#### [Stored items]
....

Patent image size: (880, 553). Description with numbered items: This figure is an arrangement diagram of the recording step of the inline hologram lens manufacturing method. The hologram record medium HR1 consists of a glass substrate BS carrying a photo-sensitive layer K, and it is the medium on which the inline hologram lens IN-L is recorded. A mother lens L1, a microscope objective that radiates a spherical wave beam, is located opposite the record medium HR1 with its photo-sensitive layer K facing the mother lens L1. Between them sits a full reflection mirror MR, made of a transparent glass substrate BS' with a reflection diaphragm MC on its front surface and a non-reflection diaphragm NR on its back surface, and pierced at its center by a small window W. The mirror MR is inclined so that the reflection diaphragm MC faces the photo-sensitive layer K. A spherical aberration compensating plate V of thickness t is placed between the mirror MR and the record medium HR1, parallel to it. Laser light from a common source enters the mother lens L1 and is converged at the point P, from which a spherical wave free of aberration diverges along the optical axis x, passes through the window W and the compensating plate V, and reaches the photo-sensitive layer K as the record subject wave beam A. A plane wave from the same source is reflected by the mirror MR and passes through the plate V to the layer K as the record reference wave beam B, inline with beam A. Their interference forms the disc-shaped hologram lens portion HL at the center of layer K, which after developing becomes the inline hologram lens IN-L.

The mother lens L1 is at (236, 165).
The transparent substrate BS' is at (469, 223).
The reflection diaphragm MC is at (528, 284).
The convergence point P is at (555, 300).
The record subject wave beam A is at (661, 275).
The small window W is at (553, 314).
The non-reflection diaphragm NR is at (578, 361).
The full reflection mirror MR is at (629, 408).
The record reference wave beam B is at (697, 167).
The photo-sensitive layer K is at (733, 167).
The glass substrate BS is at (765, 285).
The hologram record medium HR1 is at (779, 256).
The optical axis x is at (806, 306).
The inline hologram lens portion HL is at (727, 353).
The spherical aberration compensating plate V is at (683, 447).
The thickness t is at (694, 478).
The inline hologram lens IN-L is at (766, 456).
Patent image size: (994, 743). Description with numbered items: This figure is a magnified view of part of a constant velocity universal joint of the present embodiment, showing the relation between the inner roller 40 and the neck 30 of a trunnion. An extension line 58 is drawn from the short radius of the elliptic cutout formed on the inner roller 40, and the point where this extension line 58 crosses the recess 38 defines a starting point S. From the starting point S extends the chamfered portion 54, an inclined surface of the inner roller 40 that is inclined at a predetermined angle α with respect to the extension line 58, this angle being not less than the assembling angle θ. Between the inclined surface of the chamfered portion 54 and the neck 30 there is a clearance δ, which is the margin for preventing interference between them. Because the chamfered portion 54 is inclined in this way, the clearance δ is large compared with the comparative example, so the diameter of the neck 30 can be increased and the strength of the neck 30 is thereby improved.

....

#### [Stated problem]
Please render the data above as a JSON list of strings, with one string for each line and no entries for blank lines.

#### [Task output]
[
  "Patent image size: (880, 553). Description with numbered items: This figure is an arrangement diagram of the recording step of the inline hologram lens manufacturing method. The hologram record medium HR1 consists of a glass substrate BS carrying a photo-sensitive layer K, and it is the medium on which the inline hologram lens IN-L is recorded. A mother lens L1, a microscope objective that radiates a spherical wave beam, is located opposite the record medium HR1 with its photo-sensitive layer K facing the mother lens L1. Between them sits a full reflection mirror MR, made of a transparent glass substrate BS' with a reflection diaphragm MC on its front surface and a non-reflection diaphragm NR on its back surface, and pierced at its center by a small window W. The mirror MR is inclined so that the reflection diaphragm MC faces the photo-sensitive layer K. A spherical aberration compensating plate V of thickness t is placed between the mirror MR and the record medium HR1, parallel to it. Laser light from a common source enters the mother lens L1 and is converged at the point P, from which a spherical wave free of aberration diverges along the optical axis x, passes through the window W and the compensating plate V, and reaches the photo-sensitive layer K as the record subject wave beam A. A plane wave from the same source is reflected by the mirror MR and passes through the plate V to the layer K as the record reference wave beam B, inline with beam A. Their interference forms the disc-shaped hologram lens portion HL at the center of layer K, which after developing becomes the inline hologram lens IN-L.",
  "The mother lens L1 is at (236, 165).",
  "The transparent substrate BS' is at (469, 223).",
  "The reflection diaphragm MC is at (528, 284).",
  "The convergence point P is at (555, 300).",
  "The record subject wave beam A is at (661, 275).",
  "The small window W is at (553, 314).",
  "The non-reflection diaphragm NR is at (578, 361).",
  "The full reflection mirror MR is at (629, 408).",
  "The record reference wave beam B is at (697, 167).",
  "The photo-sensitive layer K is at (733, 167).",
  "The glass substrate BS is at (765, 285).",
  "The hologram record medium HR1 is at (779, 256).",
  "The optical axis x is at (806, 306).",
  "The inline hologram lens portion HL is at (727, 353).",
  "The spherical aberration compensating plate V is at (683, 447).",
  "The thickness t is at (694, 478).",
  "The inline hologram lens IN-L is at (766, 456).",
  "Patent image size: (994, 743). Description with numbered items: This figure is a magnified view of part of a constant velocity universal joint of the present embodiment, showing the relation between the inner roller 40 and the neck 30 of a trunnion. An extension line 58 is drawn from the short radius of the elliptic cutout formed on the inner roller 40, and the point where this extension line 58 crosses the recess 38 defines a starting point S. From the starting point S extends the chamfered portion 54, an inclined surface of the inner roller 40 that is inclined at a predetermined angle α with respect to the extension line 58, this angle being not less than the assembling angle θ. Between the inclined surface of the chamfered portion 54 and the neck 30 there is a clearance δ, which is the margin for preventing interference between them. Because the chamfered portion 54 is inclined in this way, the clearance δ is large compared with the comparative example, so the diameter of the neck 30 can be increased and the strength of the neck 30 is thereby improved."
]